* Begin PASSAGE *

# Braided coils



## Friep

My latest obsession when it comes to building.
The braided coils.

I have been building a few slentre braids and I must say the flavour is great. I thought we call them slentre braids because of braiding over core wires but it turns out I was wrong.
The term slentre braid actually has to do with the hand position for these. The palms are facing down and not each other like in other loop braiding techniques. Wont go into further detail that it is a hybrid between two other methods etc.

So basically the idea behind this thread is for braiders to come together and share some tips and tricks the have picked up and hopefully I can encourage more people to braid.

Braiding doesn't require a lot of special equipment only patience and a vice and some wire and time... Thinner wire seems to braid easier less tension is required and they are less rough on the fingers. 

For me personally braiding is calming in comparison to the alternative of messing up claptons, aliens and frames. The rhythmic braiding clears your mind and relaxes me for some reason.

I don't have a vice yet and use a g-clamp to keep my wire straight. 

I was wondering if the braid master himself might have some tips for me. @smilelykumeenit

Reactions: Like 3 | Agree 1 | Winner 3 | Informative 1


----------



## Raindance

Friep said:


> My latest obsession when it comes to building.
> The braided coils.
> 
> I have been building a few slentre braids and I must say the flavour is great. I thought we call them slentre braids because of braiding over core wires but it turns out I was wrong.
> The term slentre braid actually has to do with the hand position for these. The palms are facing down and not each other like in other loop braiding techniques. Wont go into further detail that it is a hybrid between two other methods etc.
> 
> So basically the idea behind this thread is for braiders to come together and share some tips and tricks the have picked up and hopefully I can encourage more people to braid.
> 
> Braiding doesn't require a lot of special equipment only patience and a vice and some wire and time... Thinner wire seems to braid easier less tension is required and they are less rough on the fingers.
> 
> For me personally braiding is calming in comparison to the alternative of messing up claptons, aliens and frames. The rhythmic braiding clears your mind and relaxes me for some reason.
> 
> I don't have a vice yet and use a g-clamp to keep my wire straight.
> 
> I was wondering if the braid master himself might have some tips for me. @smilelykumeenit


Will be keeping an eye on this thread @Friep. I have been admiring the braids you have been posting in several threads but thought this would be incredibly difficult and frustrating, especially with less than optimal vision.

Will be nice to see more on this wire type.

Regards

EDIT: Just to clarify, trying to make these coils myself is what I thought wold be frustrating.

Reactions: Like 2


----------



## vicTor

me too, real talented people here, wow

Reactions: Like 3


----------



## Friep

Raindance said:


> Will be keeping an eye on this thread @Friep. I have been admiring the braids you have been posting in several threads but thought this would be incredibly difficult and frustrating, especially with less than optimal vision.
> 
> Will be nice to see more on this wire type.
> 
> Regards



Thanks man I am far from perfect with these but will get better with time. 

Give them a go think they are the best option to give a go with failing eyesight as you can kind of build with feeling the rythem of changing loop then shift down you can get into and then afterwards you can zoom in on your phone and observe.

* End PASSAGE *
* Begin PROVIDED INFORMATION *

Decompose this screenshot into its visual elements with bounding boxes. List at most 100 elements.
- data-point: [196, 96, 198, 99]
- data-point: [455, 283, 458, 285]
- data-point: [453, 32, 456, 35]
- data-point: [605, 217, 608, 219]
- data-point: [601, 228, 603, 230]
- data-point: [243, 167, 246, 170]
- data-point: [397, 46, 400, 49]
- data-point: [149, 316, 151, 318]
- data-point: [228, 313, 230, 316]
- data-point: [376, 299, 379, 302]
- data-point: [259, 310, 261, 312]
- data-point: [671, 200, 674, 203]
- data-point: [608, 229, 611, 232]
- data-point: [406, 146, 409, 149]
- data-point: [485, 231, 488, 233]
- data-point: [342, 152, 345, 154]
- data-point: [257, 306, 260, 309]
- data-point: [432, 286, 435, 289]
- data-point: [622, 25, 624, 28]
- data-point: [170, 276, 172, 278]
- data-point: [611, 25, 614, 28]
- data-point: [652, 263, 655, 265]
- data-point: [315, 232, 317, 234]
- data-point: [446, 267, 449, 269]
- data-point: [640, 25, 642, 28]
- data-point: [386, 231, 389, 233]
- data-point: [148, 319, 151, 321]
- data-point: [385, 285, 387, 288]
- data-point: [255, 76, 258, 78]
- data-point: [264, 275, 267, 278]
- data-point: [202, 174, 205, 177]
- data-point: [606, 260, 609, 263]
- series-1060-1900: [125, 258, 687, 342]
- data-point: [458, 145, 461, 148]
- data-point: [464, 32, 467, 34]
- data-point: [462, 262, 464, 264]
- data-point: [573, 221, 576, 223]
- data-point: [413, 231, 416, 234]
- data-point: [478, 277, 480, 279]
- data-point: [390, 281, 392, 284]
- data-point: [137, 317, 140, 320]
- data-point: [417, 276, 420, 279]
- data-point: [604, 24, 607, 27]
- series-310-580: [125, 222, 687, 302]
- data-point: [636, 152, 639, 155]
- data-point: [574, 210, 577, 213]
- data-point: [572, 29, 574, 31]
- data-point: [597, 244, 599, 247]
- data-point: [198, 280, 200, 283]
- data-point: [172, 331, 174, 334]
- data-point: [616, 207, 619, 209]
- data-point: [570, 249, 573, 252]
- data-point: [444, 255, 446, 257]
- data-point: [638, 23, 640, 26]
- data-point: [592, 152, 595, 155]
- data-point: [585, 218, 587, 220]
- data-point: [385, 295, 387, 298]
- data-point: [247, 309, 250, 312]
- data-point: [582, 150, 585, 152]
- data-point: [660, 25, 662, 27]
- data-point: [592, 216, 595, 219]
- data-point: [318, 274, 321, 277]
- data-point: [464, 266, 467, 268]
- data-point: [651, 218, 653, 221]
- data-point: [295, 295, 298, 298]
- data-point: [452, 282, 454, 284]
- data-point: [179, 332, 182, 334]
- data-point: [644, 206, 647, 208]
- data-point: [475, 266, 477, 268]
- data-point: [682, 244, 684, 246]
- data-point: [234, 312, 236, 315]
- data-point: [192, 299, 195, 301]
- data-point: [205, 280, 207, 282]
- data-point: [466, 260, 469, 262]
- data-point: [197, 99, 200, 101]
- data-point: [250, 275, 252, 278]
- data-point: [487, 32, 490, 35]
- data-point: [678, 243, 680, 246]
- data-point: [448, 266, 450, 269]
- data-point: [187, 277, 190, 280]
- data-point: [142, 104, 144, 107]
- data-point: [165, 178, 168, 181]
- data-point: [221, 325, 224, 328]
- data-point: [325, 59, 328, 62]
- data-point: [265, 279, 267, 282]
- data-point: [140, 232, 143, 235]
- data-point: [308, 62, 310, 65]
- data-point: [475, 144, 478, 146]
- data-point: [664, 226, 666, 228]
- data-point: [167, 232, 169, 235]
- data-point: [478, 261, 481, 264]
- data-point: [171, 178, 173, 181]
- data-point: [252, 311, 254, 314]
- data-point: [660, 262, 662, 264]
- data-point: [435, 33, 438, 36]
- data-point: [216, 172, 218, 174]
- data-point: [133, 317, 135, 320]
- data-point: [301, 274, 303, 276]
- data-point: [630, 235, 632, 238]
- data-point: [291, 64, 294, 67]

* End PROVIDED INFORMATION *

- [WHAT TO DO]:
1 - Reproduce word for word the stretch of the braided coils thread from "Give them a" through "phone and observe.".
2 - Using the braided coils thread, answer yes or no to each statement and quote the words that decide it: (a) Friep keeps the wire straight with a g-clamp. (b) The name "slentre braid" comes from braiding over core wires. (c) Thinner wire needs more tension to braid.
3 - List everything that Friep's opening post in the braided coils thread says braiding requires.

- [THE REPLIES]:
1 -
Give them a go think they are the best option to give a go with failing eyesight as you can kind of build with feeling the rythem of changing loop then shift down you can get into and then afterwards you can zoom in on your phone and observe.

2 -
(a) Yes: "I don't have a vice yet and use a g-clamp to keep my wire straight."
(b) No: "The term slentre braid actually has to do with the hand position for these."
(c) No: "Thinner wire seems to braid easier less tension is required"

3 - patience, a vice, some wire, time